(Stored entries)
'''
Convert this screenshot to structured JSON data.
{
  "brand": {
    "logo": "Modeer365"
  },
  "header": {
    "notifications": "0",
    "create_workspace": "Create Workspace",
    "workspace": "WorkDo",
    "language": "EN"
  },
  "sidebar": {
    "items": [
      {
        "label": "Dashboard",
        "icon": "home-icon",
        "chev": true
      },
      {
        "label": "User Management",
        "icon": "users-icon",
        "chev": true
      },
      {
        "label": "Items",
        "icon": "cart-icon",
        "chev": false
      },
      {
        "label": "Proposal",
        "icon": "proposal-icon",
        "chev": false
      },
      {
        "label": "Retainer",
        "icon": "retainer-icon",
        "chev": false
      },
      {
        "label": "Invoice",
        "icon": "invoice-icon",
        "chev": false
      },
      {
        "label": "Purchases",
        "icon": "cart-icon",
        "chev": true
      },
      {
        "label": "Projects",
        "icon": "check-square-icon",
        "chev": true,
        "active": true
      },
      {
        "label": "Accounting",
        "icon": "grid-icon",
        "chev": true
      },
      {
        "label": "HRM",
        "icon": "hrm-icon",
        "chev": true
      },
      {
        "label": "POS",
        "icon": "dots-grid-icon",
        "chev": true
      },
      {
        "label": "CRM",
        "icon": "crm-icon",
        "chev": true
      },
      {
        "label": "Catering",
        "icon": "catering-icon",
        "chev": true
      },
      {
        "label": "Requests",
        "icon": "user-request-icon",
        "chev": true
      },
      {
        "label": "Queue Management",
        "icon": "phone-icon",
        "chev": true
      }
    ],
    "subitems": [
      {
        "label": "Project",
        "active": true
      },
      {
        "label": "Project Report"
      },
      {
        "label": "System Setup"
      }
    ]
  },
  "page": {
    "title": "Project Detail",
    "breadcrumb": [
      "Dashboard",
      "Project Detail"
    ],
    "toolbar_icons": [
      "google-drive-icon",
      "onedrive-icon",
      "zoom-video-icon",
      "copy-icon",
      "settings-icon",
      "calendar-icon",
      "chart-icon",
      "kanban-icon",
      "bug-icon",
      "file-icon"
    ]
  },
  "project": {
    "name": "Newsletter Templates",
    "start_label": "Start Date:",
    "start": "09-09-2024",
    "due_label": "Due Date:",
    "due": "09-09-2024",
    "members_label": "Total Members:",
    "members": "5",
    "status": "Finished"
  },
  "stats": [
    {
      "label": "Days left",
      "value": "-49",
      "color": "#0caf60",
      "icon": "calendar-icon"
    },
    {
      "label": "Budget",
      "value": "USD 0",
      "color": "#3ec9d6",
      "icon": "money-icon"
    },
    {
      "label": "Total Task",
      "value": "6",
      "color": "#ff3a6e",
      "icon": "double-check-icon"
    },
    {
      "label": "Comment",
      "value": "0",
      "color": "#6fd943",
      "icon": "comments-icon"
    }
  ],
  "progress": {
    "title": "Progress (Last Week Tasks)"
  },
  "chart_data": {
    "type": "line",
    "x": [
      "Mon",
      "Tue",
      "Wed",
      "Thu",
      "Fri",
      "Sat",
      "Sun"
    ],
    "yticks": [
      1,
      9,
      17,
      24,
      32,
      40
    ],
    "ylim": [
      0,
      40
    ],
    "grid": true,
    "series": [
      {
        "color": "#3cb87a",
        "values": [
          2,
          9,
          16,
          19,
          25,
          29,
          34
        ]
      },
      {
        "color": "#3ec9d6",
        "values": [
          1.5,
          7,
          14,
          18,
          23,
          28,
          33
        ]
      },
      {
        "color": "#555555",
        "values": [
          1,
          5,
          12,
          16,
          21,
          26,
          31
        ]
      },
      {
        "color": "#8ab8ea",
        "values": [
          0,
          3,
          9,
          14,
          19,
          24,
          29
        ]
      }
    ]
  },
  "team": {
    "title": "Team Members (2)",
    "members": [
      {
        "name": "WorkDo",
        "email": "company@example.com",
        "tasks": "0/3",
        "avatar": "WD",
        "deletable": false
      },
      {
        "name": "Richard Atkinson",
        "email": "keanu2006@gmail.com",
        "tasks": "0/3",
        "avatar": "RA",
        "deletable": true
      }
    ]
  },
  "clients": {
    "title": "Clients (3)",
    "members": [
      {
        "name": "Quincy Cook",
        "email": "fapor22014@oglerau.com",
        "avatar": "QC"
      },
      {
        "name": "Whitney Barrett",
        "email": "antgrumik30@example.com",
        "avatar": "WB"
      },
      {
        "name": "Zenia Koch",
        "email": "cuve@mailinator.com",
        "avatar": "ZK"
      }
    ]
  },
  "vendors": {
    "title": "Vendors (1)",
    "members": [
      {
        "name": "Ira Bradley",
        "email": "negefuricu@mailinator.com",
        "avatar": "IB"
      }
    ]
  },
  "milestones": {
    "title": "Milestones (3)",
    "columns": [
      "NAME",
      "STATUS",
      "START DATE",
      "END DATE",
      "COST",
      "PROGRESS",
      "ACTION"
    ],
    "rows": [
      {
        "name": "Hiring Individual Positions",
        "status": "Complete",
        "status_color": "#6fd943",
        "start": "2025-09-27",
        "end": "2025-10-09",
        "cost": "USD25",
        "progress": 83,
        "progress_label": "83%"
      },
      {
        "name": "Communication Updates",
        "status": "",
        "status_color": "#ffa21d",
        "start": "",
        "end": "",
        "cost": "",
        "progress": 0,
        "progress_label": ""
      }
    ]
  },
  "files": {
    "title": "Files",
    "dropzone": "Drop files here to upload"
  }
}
'''
▶ Aim of the exercise
Please repeat the listing above in full and exactly.

▶ Result of this exercise
Convert this screenshot to structured JSON data.
{
  "brand": {
    "logo": "Modeer365"
  },
  "header": {
    "notifications": "0",
    "create_workspace": "Create Workspace",
    "workspace": "WorkDo",
    "language": "EN"
  },
  "sidebar": {
    "items": [
      {
        "label": "Dashboard",
        "icon": "home-icon",
        "chev": true
      },
      {
        "label": "User Management",
        "icon": "users-icon",
        "chev": true
      },
      {
        "label": "Items",
        "icon": "cart-icon",
        "chev": false
      },
      {
        "label": "Proposal",
        "icon": "proposal-icon",
        "chev": false
      },
      {
        "label": "Retainer",
        "icon": "retainer-icon",
        "chev": false
      },
      {
        "label": "Invoice",
        "icon": "invoice-icon",
        "chev": false
      },
      {
        "label": "Purchases",
        "icon": "cart-icon",
        "chev": true
      },
      {
        "label": "Projects",
        "icon": "check-square-icon",
        "chev": true,
        "active": true
      },
      {
        "label": "Accounting",
        "icon": "grid-icon",
        "chev": true
      },
      {
        "label": "HRM",
        "icon": "hrm-icon",
        "chev": true
      },
      {
        "label": "POS",
        "icon": "dots-grid-icon",
        "chev": true
      },
      {
        "label": "CRM",
        "icon": "crm-icon",
        "chev": true
      },
      {
        "label": "Catering",
        "icon": "catering-icon",
        "chev": true
      },
      {
        "label": "Requests",
        "icon": "user-request-icon",
        "chev": true
      },
      {
        "label": "Queue Management",
        "icon": "phone-icon",
        "chev": true
      }
    ],
    "subitems": [
      {
        "label": "Project",
        "active": true
      },
      {
        "label": "Project Report"
      },
      {
        "label": "System Setup"
      }
    ]
  },
  "page": {
    "title": "Project Detail",
    "breadcrumb": [
      "Dashboard",
      "Project Detail"
    ],
    "toolbar_icons": [
      "google-drive-icon",
      "onedrive-icon",
      "zoom-video-icon",
      "copy-icon",
      "settings-icon",
      "calendar-icon",
      "chart-icon",
      "kanban-icon",
      "bug-icon",
      "file-icon"
    ]
  },
  "project": {
    "name": "Newsletter Templates",
    "start_label": "Start Date:",
    "start": "09-09-2024",
    "due_label": "Due Date:",
    "due": "09-09-2024",
    "members_label": "Total Members:",
    "members": "5",
    "status": "Finished"
  },
  "stats": [
    {
      "label": "Days left",
      "value": "-49",
      "color": "#0caf60",
      "icon": "calendar-icon"
    },
    {
      "label": "Budget",
      "value": "USD 0",
      "color": "#3ec9d6",
      "icon": "money-icon"
    },
    {
      "label": "Total Task",
      "value": "6",
      "color": "#ff3a6e",
      "icon": "double-check-icon"
    },
    {
      "label": "Comment",
      "value": "0",
      "color": "#6fd943",
      "icon": "comments-icon"
    }
  ],
  "progress": {
    "title": "Progress (Last Week Tasks)"
  },
  "chart_data": {
    "type": "line",
    "x": [
      "Mon",
      "Tue",
      "Wed",
      "Thu",
      "Fri",
      "Sat",
      "Sun"
    ],
    "yticks": [
      1,
      9,
      17,
      24,
      32,
      40
    ],
    "ylim": [
      0,
      40
    ],
    "grid": true,
    "series": [
      {
        "color": "#3cb87a",
        "values": [
          2,
          9,
          16,
          19,
          25,
          29,
          34
        ]
      },
      {
        "color": "#3ec9d6",
        "values": [
          1.5,
          7,
          14,
          18,
          23,
          28,
          33
        ]
      },
      {
        "color": "#555555",
        "values": [
          1,
          5,
          12,
          16,
          21,
          26,
          31
        ]
      },
      {
        "color": "#8ab8ea",
        "values": [
          0,
          3,
          9,
          14,
          19,
          24,
          29
        ]
      }
    ]
  },
  "team": {
    "title": "Team Members (2)",
    "members": [
      {
        "name": "WorkDo",
        "email": "company@example.com",
        "tasks": "0/3",
        "avatar": "WD",
        "deletable": false
      },
      {
        "name": "Richard Atkinson",
        "email": "keanu2006@gmail.com",
        "tasks": "0/3",
        "avatar": "RA",
        "deletable": true
      }
    ]
  },
  "clients": {
    "title": "Clients (3)",
    "members": [
      {
        "name": "Quincy Cook",
        "email": "fapor22014@oglerau.com",
        "avatar": "QC"
      },
      {
        "name": "Whitney Barrett",
        "email": "antgrumik30@example.com",
        "avatar": "WB"
      },
      {
        "name": "Zenia Koch",
        "email": "cuve@mailinator.com",
        "avatar": "ZK"
      }
    ]
  },
  "vendors": {
    "title": "Vendors (1)",
    "members": [
      {
        "name": "Ira Bradley",
        "email": "negefuricu@mailinator.com",
        "avatar": "IB"
      }
    ]
  },
  "milestones": {
    "title": "Milestones (3)",
    "columns": [
      "NAME",
      "STATUS",
      "START DATE",
      "END DATE",
      "COST",
      "PROGRESS",
      "ACTION"
    ],
    "rows": [
      {
        "name": "Hiring Individual Positions",
        "status": "Complete",
        "status_color": "#6fd943",
        "start": "2025-09-27",
        "end": "2025-10-09",
        "cost": "USD25",
        "progress": 83,
        "progress_label": "83%"
      },
      {
        "name": "Communication Updates",
        "status": "",
        "status_color": "#ffa21d",
        "start": "",
        "end": "",
        "cost": "",
        "progress": 0,
        "progress_label": ""
      }
    ]
  },
  "files": {
    "title": "Files",
    "dropzone": "Drop files here to upload"
  }
}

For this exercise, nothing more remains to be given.